Task set
**1)** From the opera review, copy the passage starting at "These servants are" and ending at "important house debut." word for word.
**2)** According to the opera review, where and when does McVicar set the opera?

Excerpted passage
..............................

With Anna Netrebko’s withdrawal from performances of Verdi’s Nabucco this month, the Royal Opera has lost one of its new year highlights. But audiences will love this fizzy, funny and hugely accomplished revival of Mozart’s Marriage of Figaro. To have mounted a show of this sophistication in mid-pandemic is a triumph, and a capacity house relished every twist and turn of the comedy.
David McVicar’s much-praised and much-revived production from 2006 is one of the company’s modern classics. Times have moved on: some of the subtlety and class allusions in the staging are muted, while contemporary developments in sexual politics have made little impact.
There’s nothing to tell us why McVicar sets the opera in an 1830s French château, rather than in Mozart’s 1780s, but the benefits are clear in Tanya McCullin’s wonderful brown and ochre sets, with their massive sunlit windows (typically atmospheric lighting by Paule Constable). The walls move around the stage seamlessly to connect the first two acts and the last two, and allow space for the staff of the house to bustle around, overhearing constantly, knowing everything.
These servants are open-mouthed with hilarity at the goings-on of their masters: they are right behind their colleagues Figaro and Susanna as they cleverly outwit the Count. He is sung vividly by Germán E Alcántara, but he blusters wildly and doesn’t discover any hard depths in the character.
He is easily outmanoeuvred by Riccardo Fassi’s likeable and stubborn Figaro. He verges towards bass rather than baritone, which makes his top Fs a bit of a struggle, whereas Federica Lombardi’s imposing and totally assured Countess soars effortlessly to the top Cs that she takes in the Act II trio. She hides her grief with impassive calm: her two arias are superbly poised, moved along at a flowing pace but losing no passion – an important house debut.

..............................

Data supplied
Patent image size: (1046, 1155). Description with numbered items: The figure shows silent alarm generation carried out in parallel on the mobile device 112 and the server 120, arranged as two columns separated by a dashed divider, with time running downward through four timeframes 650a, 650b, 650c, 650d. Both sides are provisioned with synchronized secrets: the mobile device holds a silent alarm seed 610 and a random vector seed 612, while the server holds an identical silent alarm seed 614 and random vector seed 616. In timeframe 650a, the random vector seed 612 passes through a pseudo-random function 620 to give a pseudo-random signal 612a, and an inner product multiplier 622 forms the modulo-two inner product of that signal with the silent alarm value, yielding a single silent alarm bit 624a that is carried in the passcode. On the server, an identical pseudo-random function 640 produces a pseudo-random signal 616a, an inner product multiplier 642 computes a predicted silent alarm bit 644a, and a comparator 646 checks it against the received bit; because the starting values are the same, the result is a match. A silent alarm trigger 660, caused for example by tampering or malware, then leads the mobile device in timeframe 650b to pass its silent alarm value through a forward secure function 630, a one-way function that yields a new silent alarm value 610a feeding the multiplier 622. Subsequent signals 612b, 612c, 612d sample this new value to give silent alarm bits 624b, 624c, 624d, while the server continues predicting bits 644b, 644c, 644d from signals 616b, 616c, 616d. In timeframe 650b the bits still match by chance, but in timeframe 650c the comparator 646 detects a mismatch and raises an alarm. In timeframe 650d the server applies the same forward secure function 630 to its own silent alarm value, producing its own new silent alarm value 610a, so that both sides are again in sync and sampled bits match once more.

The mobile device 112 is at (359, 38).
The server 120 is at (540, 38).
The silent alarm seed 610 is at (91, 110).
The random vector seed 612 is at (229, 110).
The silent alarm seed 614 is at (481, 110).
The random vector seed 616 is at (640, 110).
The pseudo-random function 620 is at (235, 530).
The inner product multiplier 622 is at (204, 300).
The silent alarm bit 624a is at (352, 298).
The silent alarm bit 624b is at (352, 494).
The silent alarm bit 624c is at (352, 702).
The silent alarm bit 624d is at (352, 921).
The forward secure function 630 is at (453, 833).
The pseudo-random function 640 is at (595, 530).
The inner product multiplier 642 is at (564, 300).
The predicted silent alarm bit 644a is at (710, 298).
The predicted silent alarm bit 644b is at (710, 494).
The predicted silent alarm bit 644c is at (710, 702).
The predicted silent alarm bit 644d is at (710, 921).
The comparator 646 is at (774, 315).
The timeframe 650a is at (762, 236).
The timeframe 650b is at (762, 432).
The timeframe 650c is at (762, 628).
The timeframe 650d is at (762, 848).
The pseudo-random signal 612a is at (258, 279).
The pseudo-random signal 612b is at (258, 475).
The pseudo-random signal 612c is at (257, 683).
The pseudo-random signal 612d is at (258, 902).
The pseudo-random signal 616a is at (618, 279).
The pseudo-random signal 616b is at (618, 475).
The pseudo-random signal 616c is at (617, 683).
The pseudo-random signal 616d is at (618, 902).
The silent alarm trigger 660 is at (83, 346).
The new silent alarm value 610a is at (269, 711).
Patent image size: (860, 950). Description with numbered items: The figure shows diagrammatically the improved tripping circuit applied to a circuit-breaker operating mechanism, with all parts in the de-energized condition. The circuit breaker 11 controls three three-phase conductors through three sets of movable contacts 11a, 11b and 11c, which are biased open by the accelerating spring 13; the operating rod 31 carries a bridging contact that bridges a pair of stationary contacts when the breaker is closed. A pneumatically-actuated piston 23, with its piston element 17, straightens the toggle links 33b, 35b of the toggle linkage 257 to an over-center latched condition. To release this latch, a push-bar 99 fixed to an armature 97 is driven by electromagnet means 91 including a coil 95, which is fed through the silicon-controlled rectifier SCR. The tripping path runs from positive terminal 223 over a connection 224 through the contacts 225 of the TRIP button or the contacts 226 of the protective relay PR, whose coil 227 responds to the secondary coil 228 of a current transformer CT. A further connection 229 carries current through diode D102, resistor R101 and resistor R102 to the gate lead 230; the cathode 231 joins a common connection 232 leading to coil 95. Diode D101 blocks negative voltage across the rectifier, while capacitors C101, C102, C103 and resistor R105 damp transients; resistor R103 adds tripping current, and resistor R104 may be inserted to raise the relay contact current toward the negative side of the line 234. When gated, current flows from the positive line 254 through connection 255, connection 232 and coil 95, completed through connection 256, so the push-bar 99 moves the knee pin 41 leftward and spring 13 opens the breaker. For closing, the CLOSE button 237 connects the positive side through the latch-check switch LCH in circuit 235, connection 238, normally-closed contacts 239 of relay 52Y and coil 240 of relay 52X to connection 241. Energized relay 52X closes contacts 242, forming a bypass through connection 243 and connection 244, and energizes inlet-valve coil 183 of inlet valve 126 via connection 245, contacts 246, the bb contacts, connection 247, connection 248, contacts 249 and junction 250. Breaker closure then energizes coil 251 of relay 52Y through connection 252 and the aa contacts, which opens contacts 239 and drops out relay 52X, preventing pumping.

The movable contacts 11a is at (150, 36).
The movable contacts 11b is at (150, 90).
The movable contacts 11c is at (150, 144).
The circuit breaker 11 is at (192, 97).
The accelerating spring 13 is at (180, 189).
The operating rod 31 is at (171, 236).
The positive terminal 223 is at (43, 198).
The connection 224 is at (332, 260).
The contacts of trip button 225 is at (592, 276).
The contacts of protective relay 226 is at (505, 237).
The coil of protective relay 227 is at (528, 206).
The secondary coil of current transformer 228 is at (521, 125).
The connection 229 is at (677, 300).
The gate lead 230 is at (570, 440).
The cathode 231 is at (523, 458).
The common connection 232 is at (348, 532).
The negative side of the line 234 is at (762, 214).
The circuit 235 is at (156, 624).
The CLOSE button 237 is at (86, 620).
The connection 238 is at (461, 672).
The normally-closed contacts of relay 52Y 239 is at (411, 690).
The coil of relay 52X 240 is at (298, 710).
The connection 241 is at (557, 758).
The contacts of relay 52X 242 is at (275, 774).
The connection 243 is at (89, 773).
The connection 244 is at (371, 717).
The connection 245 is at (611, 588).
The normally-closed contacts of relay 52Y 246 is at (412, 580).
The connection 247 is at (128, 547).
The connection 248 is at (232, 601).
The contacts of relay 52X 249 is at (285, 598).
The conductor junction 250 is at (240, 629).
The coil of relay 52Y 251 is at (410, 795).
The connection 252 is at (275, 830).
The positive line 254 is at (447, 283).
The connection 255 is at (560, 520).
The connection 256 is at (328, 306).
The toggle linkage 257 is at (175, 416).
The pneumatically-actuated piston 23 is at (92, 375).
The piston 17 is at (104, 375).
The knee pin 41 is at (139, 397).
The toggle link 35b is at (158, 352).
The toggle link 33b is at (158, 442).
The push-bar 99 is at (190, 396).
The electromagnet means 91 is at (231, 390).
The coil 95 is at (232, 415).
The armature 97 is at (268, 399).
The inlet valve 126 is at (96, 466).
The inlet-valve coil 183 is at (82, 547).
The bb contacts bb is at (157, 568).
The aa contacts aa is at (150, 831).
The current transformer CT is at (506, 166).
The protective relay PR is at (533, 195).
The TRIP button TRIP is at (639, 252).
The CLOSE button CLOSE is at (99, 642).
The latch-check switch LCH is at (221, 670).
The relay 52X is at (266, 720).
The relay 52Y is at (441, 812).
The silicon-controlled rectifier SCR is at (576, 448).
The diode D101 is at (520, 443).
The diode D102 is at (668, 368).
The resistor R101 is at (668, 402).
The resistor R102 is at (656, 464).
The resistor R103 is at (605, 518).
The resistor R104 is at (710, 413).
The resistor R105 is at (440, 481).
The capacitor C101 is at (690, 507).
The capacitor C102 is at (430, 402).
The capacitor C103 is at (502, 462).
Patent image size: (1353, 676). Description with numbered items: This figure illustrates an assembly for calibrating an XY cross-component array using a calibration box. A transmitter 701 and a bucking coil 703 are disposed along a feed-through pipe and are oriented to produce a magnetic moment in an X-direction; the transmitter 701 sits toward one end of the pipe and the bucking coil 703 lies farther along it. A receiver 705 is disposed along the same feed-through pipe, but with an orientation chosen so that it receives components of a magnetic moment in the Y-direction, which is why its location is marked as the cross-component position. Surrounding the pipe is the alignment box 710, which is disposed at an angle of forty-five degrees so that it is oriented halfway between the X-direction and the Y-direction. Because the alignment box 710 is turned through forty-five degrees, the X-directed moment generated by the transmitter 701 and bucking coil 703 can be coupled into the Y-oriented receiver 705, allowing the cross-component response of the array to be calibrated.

..............................

Activity answers
**1)**
These servants are open-mouthed with hilarity at the goings-on of their masters: they are right behind their colleagues Figaro and Susanna as they cleverly outwit the Count. He is sung vividly by Germán E Alcántara, but he blusters wildly and doesn’t discover any hard depths in the character.
He is easily outmanoeuvred by Riccardo Fassi’s likeable and stubborn Figaro. He verges towards bass rather than baritone, which makes his top Fs a bit of a struggle, whereas Federica Lombardi’s imposing and totally assured Countess soars effortlessly to the top Cs that she takes in the Act II trio. She hides her grief with impassive calm: her two arias are superbly poised, moved along at a flowing pace but losing no passion – an important house debut.

**2)** In an 1830s French château.